_Extracted text_
┄┄┄┄┄┄┄┄┄┄

Wilkinson v. Wallace

Citation134 S.E. 401,192 N.C. 156
Decision Date15 September 1926
Docket Number18.
PartiesWILKINSON et al. v. WALLACE.
CourtUnited States State Supreme Court of North Carolina

Appeal from Superior Court, Beaufort County; Grady, Judge.

Action by J. A. Wilkinson and others against T. G. Wallace, to determine an adverse claim to land and to quiet title submitted on an agreed statement of facts. From a judgment for plaintiffs, defendant appeals. Affirmed.

Ward & Grimes, of Washington, N. C., for appellant.

Small MacLean & Rodman, of Washington, N. C., for appellees.

ADAMS J.

This action was brought to determine an adverse claim to the plaintiffs' land and to quiet their title, and the controversy was submitted upon an agreed statement of facts. C. S. §§ 626, 1743. On March 16, 1852, the state issued a grant for this land to R. W. Harrison, and the plaintiffs have exhibited an unbroken chain of mesne conveyances which are sufficient in form to transfer to themselves the title in fee simple. William H. Davis, one of the mesne grantees, died intestate, leaving a widow, who after her second marriage was Josephine E. Wright, and one child, whose name was Lillie G Davis. On August 15, 1887, Josephine E. Wright, who was then a widow, and Lillie G. Davis, the only heir at law, conveyed the land in controversy to W. J. Bullock by a deed which was recorded September 8, 1887. The only index of this deed pointed to a conveyance from "Josephine E. Wright et al. to W. J. Bullock." There was no index or cross-index of any conveyance of the land by Lillie G. Davis. Bullock conveyed the land to J. A. and W. S. Wilkinson, February 19, 1906, and on January 28, 1914, these grantees conveyed it to the Pungo Deep Soil Development Company, one of the plaintiffs. Thereafter-that is, on June 7, 1924-Lillie G. Davis executed a deed to Thos. G. Wallace, the defendant, purporting to convey the same land. This deed was registered June 14, 1924, and the defendant claims to be the owner in fee, on the ground that the conveyance from Josephine E. Wright and Lillie G. Davis to W. J. Bullock was defectively indexed by the register of deeds. Upon the facts set out in the record the trial court adjudged that the plaintiffs are the owners of the land in question, and that the defendant's possession is wrongful and unlawful. The defendant excepted and appealed.

┄┄┄┄┄┄┄┄┄┄

_Extracted information_

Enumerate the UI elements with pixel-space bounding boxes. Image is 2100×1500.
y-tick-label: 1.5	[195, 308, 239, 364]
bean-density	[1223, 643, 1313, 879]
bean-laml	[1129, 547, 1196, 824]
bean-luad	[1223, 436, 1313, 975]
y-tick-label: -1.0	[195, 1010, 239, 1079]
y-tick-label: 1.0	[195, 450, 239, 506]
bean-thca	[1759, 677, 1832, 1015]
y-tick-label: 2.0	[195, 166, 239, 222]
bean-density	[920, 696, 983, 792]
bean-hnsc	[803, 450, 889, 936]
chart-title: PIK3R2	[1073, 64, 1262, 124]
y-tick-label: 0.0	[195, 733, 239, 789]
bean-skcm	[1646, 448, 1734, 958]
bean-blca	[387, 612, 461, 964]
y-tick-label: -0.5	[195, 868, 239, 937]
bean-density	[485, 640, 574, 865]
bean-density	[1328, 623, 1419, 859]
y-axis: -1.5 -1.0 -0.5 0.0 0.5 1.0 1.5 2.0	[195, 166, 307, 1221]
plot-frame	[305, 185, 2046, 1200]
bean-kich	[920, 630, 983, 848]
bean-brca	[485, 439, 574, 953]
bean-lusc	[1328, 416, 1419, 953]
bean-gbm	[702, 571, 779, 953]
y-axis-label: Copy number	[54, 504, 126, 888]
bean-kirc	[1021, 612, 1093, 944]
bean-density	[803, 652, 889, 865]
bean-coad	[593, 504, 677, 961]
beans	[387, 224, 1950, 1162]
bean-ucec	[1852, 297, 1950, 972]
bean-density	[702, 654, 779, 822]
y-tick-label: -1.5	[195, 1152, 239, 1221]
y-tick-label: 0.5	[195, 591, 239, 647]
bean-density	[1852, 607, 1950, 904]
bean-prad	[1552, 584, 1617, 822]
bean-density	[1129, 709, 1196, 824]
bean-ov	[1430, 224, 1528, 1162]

┄┄┄┄┄┄┄┄┄┄

_Goal_
Pick up the Wilkinson v. Wallace court opinion after its last sentence and continue it.

_Exercise output_
At the session of 1876-77 the General Assembly enacted a statute requiring the register of deeds to keep full and complete alphabetical indexes of deeds and other instruments, and afterwards made his failure to do so a misdemeanor. Code, § 3664; Laws 1899, c. 501; Rev. §§ 2665, 3600; C. S. § 3561. In 1894 the provision in reference to indexing the instruments referred to was construed to mean that the filing of a deed for registration was in itself constructive notice, and that the register's failure to make a proper index of the conveyance did not impair its efficacy. Davis v. Whitaker, 114 N.C. 279, 19 S.E. 699, 41 Am. St. Rep. 793. Approximately 25 years afterwards this decision was overruled, and it was held that the indexing of deeds is an essential part of the registration. Fowle v. Ham, 176 N.C. 12, 96 S.E. 639; Ely v. Norman, 175 N.C. 294, 95 S.E. 543. The appeal presents the question whether these latter decisions are prospective or retroactive, and, if prospective, whether the decision in Davis v. Whitaker upholds and safeguards the plaintiffs' title.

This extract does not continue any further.